• **Exercise objective**
Every line containing the word "market" needs to be found and copied.

=== Records ===

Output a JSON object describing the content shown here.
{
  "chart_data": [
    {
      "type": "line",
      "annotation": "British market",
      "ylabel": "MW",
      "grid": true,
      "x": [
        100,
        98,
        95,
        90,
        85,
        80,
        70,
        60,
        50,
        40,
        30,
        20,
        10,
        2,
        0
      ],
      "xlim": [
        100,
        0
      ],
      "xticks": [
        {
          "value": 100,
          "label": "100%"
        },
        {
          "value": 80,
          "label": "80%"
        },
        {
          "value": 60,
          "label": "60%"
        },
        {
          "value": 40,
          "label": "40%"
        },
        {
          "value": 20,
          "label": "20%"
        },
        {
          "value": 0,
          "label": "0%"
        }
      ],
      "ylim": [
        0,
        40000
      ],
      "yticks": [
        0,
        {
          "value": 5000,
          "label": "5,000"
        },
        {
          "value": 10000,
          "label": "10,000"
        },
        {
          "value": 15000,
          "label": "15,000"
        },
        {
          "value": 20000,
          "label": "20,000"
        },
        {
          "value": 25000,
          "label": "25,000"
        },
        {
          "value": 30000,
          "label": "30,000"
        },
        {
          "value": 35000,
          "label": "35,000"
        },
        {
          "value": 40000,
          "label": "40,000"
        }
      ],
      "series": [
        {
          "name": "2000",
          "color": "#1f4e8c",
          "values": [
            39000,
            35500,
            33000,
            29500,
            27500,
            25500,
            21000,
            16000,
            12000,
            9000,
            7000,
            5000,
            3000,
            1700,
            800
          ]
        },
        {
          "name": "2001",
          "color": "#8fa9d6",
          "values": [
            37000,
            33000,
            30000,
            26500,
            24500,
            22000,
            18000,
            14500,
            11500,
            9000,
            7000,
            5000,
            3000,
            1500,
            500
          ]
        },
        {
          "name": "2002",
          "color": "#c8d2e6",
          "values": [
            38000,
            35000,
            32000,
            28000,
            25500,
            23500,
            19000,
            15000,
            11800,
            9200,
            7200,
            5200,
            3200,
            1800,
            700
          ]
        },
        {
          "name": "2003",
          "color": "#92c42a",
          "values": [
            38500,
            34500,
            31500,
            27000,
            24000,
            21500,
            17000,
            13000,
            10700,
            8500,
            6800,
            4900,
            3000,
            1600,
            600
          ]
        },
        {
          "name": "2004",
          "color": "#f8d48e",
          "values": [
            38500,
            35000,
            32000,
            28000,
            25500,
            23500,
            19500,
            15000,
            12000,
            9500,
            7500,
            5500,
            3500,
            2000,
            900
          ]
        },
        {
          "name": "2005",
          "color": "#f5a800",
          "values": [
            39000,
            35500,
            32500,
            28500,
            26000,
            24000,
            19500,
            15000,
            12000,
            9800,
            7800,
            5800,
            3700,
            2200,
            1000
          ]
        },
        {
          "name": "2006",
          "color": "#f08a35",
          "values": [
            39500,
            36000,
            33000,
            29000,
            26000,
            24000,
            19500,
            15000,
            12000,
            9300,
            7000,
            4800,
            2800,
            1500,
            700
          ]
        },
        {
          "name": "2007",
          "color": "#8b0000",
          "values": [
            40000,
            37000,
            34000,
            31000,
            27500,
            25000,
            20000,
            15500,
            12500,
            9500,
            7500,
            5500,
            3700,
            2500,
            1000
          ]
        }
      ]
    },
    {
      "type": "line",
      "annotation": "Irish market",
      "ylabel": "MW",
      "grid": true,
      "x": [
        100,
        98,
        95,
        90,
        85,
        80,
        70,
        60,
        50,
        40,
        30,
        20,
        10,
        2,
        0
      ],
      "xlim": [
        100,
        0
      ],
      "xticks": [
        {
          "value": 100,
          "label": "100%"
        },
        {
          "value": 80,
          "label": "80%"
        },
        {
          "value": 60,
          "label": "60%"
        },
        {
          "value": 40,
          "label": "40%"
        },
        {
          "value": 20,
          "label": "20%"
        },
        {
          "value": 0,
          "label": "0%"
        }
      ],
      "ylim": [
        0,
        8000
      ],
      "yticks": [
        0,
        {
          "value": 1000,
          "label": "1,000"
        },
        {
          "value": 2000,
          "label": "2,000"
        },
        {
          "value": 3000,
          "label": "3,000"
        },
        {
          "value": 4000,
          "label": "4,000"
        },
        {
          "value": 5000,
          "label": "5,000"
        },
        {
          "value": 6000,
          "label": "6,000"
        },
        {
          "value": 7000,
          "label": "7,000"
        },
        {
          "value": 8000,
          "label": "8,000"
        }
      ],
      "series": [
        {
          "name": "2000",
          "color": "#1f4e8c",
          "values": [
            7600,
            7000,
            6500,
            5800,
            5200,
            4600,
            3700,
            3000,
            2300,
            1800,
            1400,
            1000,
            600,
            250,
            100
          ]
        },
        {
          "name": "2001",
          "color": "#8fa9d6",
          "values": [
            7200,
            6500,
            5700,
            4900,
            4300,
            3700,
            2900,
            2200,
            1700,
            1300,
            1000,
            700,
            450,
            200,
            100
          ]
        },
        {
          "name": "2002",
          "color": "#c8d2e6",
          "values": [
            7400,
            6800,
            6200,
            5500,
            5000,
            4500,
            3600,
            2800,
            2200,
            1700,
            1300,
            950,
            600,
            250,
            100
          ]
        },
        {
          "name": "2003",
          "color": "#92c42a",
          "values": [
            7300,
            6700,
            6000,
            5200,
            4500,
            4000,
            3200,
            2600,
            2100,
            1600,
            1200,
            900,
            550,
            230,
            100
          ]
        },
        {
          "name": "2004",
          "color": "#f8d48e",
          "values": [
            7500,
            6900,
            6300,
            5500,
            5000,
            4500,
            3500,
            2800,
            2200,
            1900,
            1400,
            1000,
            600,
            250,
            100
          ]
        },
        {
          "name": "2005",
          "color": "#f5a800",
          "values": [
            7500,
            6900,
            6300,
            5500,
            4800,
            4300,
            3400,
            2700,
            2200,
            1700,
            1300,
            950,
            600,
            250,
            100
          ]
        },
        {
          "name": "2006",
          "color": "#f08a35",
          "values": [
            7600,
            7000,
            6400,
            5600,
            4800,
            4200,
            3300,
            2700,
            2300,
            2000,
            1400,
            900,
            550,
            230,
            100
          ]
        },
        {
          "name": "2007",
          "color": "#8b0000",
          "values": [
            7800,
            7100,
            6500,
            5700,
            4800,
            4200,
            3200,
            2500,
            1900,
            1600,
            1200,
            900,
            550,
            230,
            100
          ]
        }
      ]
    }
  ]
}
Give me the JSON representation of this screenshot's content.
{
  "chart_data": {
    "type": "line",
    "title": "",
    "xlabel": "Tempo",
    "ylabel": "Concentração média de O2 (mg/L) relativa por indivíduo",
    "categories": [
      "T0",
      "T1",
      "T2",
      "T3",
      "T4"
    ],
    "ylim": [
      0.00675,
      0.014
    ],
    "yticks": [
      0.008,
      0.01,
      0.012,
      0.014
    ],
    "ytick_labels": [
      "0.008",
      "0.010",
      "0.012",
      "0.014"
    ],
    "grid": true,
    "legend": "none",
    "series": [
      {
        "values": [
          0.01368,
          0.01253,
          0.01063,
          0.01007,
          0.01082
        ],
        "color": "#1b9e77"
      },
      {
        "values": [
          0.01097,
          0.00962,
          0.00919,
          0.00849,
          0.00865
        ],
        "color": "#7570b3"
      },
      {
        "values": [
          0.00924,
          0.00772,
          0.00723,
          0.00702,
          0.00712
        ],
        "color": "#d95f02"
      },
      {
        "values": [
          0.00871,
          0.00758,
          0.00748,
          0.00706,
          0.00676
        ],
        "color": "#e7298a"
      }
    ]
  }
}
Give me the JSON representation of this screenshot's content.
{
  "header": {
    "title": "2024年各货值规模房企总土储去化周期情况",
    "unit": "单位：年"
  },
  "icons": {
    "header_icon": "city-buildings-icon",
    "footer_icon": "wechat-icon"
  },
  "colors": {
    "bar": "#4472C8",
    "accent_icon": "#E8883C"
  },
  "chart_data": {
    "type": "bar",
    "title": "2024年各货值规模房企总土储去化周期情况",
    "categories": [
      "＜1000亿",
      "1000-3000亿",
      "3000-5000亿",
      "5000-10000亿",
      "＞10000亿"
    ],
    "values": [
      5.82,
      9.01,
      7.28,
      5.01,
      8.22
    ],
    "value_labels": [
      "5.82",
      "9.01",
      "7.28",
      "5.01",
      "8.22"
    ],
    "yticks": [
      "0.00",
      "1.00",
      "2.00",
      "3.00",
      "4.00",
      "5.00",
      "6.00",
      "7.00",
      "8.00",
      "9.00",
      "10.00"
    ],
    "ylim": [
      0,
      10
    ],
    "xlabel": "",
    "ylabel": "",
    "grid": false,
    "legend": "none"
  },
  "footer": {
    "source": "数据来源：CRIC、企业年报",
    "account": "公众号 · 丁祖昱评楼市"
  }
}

===

• **Solved problem**
      "annotation": "British market",
      "annotation": "Irish market",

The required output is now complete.